> **WHAT YOU SHOULD DO**
Every entry below should be repeated exactly; the pictures should not.

> **INFORMATION GIVEN**
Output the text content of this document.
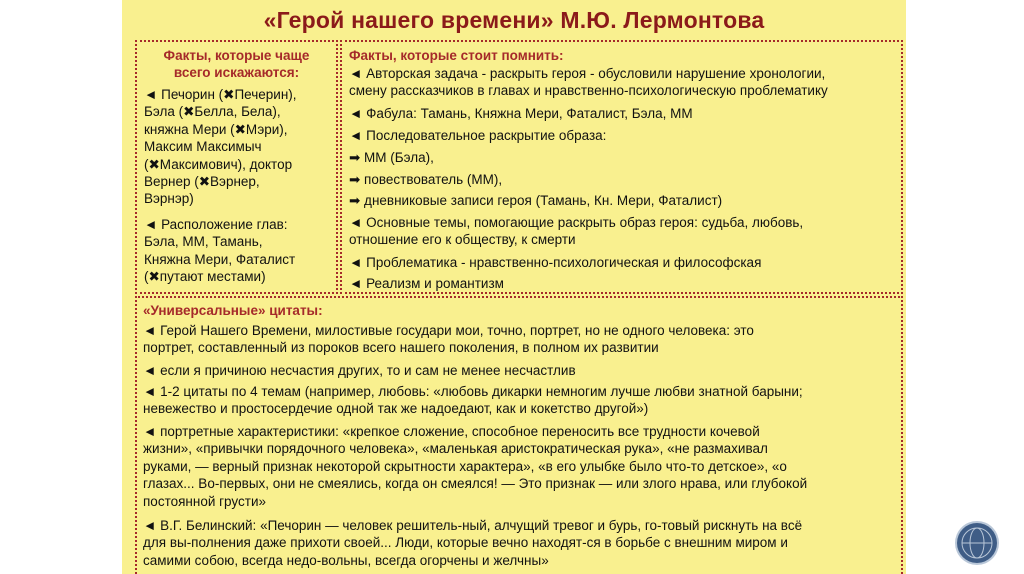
«Герой нашего времени» М.Ю. Лермонтова
Факты, которые чаще
всего искажаются:
◄ Печорин (✖Печерин),
Бэла (✖Белла, Бела),
княжна Мери (✖Мэри),
Максим Максимыч
(✖Максимович), доктор
Вернер (✖Вэрнер,
Вэрнэр)
◄ Расположение глав:
Бэла, ММ, Тамань,
Княжна Мери, Фаталист
(✖путают местами)
Факты, которые стоит помнить:
◄ Авторская задача - раскрыть героя - обусловили нарушение хронологии,
смену рассказчиков в главах и нравственно-психологическую проблематику
◄ Фабула: Тамань, Княжна Мери, Фаталист, Бэла, ММ
◄ Последовательное раскрытие образа:
➡ ММ (Бэла),
➡ повествователь (ММ),
➡ дневниковые записи героя (Тамань, Кн. Мери, Фаталист)
◄ Основные темы, помогающие раскрыть образ героя: судьба, любовь,
отношение его к обществу, к смерти
◄ Проблематика - нравственно-психологическая и философская
◄ Реализм и романтизм
«Универсальные» цитаты:
◄ Герой Нашего Времени, милостивые государи мои, точно, портрет, но не одного человека: это
портрет, составленный из пороков всего нашего поколения, в полном их развитии
◄ если я причиною несчастия других, то и сам не менее несчастлив
◄ 1-2 цитаты по 4 темам (например, любовь: «любовь дикарки немногим лучше любви знатной барыни;
невежество и простосердечие одной так же надоедают, как и кокетство другой»)
◄ портретные характеристики: «крепкое сложение, способное переносить все трудности кочевой
жизни», «привычки порядочного человека», «маленькая аристократическая рука», «не размахивал
руками, — верный признак некоторой скрытности характера», «в его улыбке было что-то детское», «о
глазах... Во-первых, они не смеялись, когда он смеялся! — Это признак — или злого нрава, или глубокой
постоянной грусти»
◄ В.Г. Белинский: «Печорин — человек решитель-ный, алчущий тревог и бурь, го-товый рискнуть на всё
для вы-полнения даже прихоти своей... Люди, которые вечно находят-ся в борьбе с внешним миром и
самими собою, всегда недо-вольны, всегда огорчены и желчны»
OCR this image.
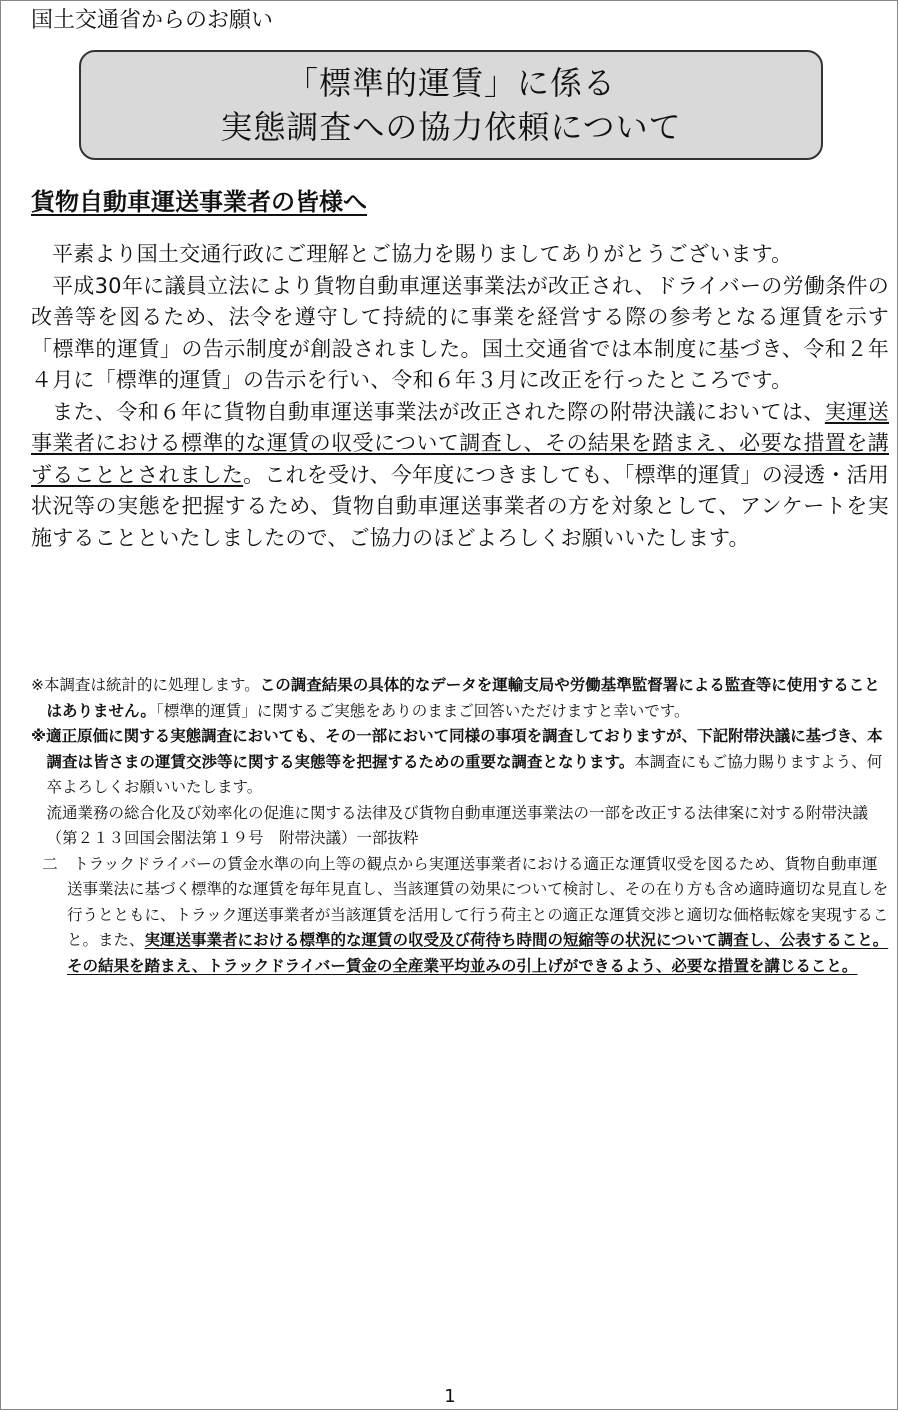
国土交通省からのお願い
「標準的運賃」に係る
実態調査への協力依頼について
貨物自動車運送事業者の皆様へ

平素より国土交通行政にご理解とご協力を賜りましてありがとうございます。

平成30年に議員立法により貨物自動車運送事業法が改正され、ドライバーの労働条件の改善等を図るため、法令を遵守して持続的に事業を経営する際の参考となる運賃を示す「標準的運賃」の告示制度が創設されました。国土交通省では本制度に基づき、令和２年４月に「標準的運賃」の告示を行い、令和６年３月に改正を行ったところです。

また、令和６年に貨物自動車運送事業法が改正された際の附帯決議においては、実運送事業者における標準的な運賃の収受について調査し、その結果を踏まえ、必要な措置を講ずることとされました。これを受け、今年度につきましても、「標準的運賃」の浸透・活用状況等の実態を把握するため、貨物自動車運送事業者の方を対象として、アンケートを実施することといたしましたので、ご協力のほどよろしくお願いいたします。

※本調査は統計的に処理します。この調査結果の具体的なデータを運輸支局や労働基準監督署による監査等に使用することはありません。「標準的運賃」に関するご実態をありのままご回答いただけますと幸いです。

※適正原価に関する実態調査においても、その一部において同様の事項を調査しておりますが、下記附帯決議に基づき、本調査は皆さまの運賃交渉等に関する実態等を把握するための重要な調査となります。本調査にもご協力賜りますよう、何卒よろしくお願いいたします。

流通業務の総合化及び効率化の促進に関する法律及び貨物自動車運送事業法の一部を改正する法律案に対する附帯決議（第２１３回国会閣法第１９号　附帯決議）一部抜粋

二　トラックドライバーの賃金水準の向上等の観点から実運送事業者における適正な運賃収受を図るため、貨物自動車運送事業法に基づく標準的な運賃を毎年見直し、当該運賃の効果について検討し、その在り方も含め適時適切な見直しを行うとともに、トラック運送事業者が当該運賃を活用して行う荷主との適正な運賃交渉と適切な価格転嫁を実現すること。また、実運送事業者における標準的な運賃の収受及び荷待ち時間の短縮等の状況について調査し、公表すること。その結果を踏まえ、トラックドライバー賃金の全産業平均並みの引上げができるよう、必要な措置を講じること。

1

> **PROBLEM SOLUTION**
Output the text content of this document.
«Герой нашего времени» М.Ю. Лермонтова
Факты, которые чаще
всего искажаются:
◄ Печорин (✖Печерин),
Бэла (✖Белла, Бела),
княжна Мери (✖Мэри),
Максим Максимыч
(✖Максимович), доктор
Вернер (✖Вэрнер,
Вэрнэр)
◄ Расположение глав:
Бэла, ММ, Тамань,
Княжна Мери, Фаталист
(✖путают местами)
Факты, которые стоит помнить:
◄ Авторская задача - раскрыть героя - обусловили нарушение хронологии,
смену рассказчиков в главах и нравственно-психологическую проблематику
◄ Фабула: Тамань, Княжна Мери, Фаталист, Бэла, ММ
◄ Последовательное раскрытие образа:
➡ ММ (Бэла),
➡ повествователь (ММ),
➡ дневниковые записи героя (Тамань, Кн. Мери, Фаталист)
◄ Основные темы, помогающие раскрыть образ героя: судьба, любовь,
отношение его к обществу, к смерти
◄ Проблематика - нравственно-психологическая и философская
◄ Реализм и романтизм
«Универсальные» цитаты:
◄ Герой Нашего Времени, милостивые государи мои, точно, портрет, но не одного человека: это
портрет, составленный из пороков всего нашего поколения, в полном их развитии
◄ если я причиною несчастия других, то и сам не менее несчастлив
◄ 1-2 цитаты по 4 темам (например, любовь: «любовь дикарки немногим лучше любви знатной барыни;
невежество и простосердечие одной так же надоедают, как и кокетство другой»)
◄ портретные характеристики: «крепкое сложение, способное переносить все трудности кочевой
жизни», «привычки порядочного человека», «маленькая аристократическая рука», «не размахивал
руками, — верный признак некоторой скрытности характера», «в его улыбке было что-то детское», «о
глазах... Во-первых, они не смеялись, когда он смеялся! — Это признак — или злого нрава, или глубокой
постоянной грусти»
◄ В.Г. Белинский: «Печорин — человек решитель-ный, алчущий тревог и бурь, го-товый рискнуть на всё
для вы-полнения даже прихоти своей... Люди, которые вечно находят-ся в борьбе с внешним миром и
самими собою, всегда недо-вольны, всегда огорчены и желчны»
OCR this image.
国土交通省からのお願い
「標準的運賃」に係る
実態調査への協力依頼について
貨物自動車運送事業者の皆様へ

平素より国土交通行政にご理解とご協力を賜りましてありがとうございます。

平成30年に議員立法により貨物自動車運送事業法が改正され、ドライバーの労働条件の改善等を図るため、法令を遵守して持続的に事業を経営する際の参考となる運賃を示す「標準的運賃」の告示制度が創設されました。国土交通省では本制度に基づき、令和２年４月に「標準的運賃」の告示を行い、令和６年３月に改正を行ったところです。

また、令和６年に貨物自動車運送事業法が改正された際の附帯決議においては、実運送事業者における標準的な運賃の収受について調査し、その結果を踏まえ、必要な措置を講ずることとされました。これを受け、今年度につきましても、「標準的運賃」の浸透・活用状況等の実態を把握するため、貨物自動車運送事業者の方を対象として、アンケートを実施することといたしましたので、ご協力のほどよろしくお願いいたします。

※本調査は統計的に処理します。この調査結果の具体的なデータを運輸支局や労働基準監督署による監査等に使用することはありません。「標準的運賃」に関するご実態をありのままご回答いただけますと幸いです。

※適正原価に関する実態調査においても、その一部において同様の事項を調査しておりますが、下記附帯決議に基づき、本調査は皆さまの運賃交渉等に関する実態等を把握するための重要な調査となります。本調査にもご協力賜りますよう、何卒よろしくお願いいたします。

流通業務の総合化及び効率化の促進に関する法律及び貨物自動車運送事業法の一部を改正する法律案に対する附帯決議（第２１３回国会閣法第１９号　附帯決議）一部抜粋

二　トラックドライバーの賃金水準の向上等の観点から実運送事業者における適正な運賃収受を図るため、貨物自動車運送事業法に基づく標準的な運賃を毎年見直し、当該運賃の効果について検討し、その在り方も含め適時適切な見直しを行うとともに、トラック運送事業者が当該運賃を活用して行う荷主との適正な運賃交渉と適切な価格転嫁を実現すること。また、実運送事業者における標準的な運賃の収受及び荷待ち時間の短縮等の状況について調査し、公表すること。その結果を踏まえ、トラックドライバー賃金の全産業平均並みの引上げができるよう、必要な措置を講じること。

1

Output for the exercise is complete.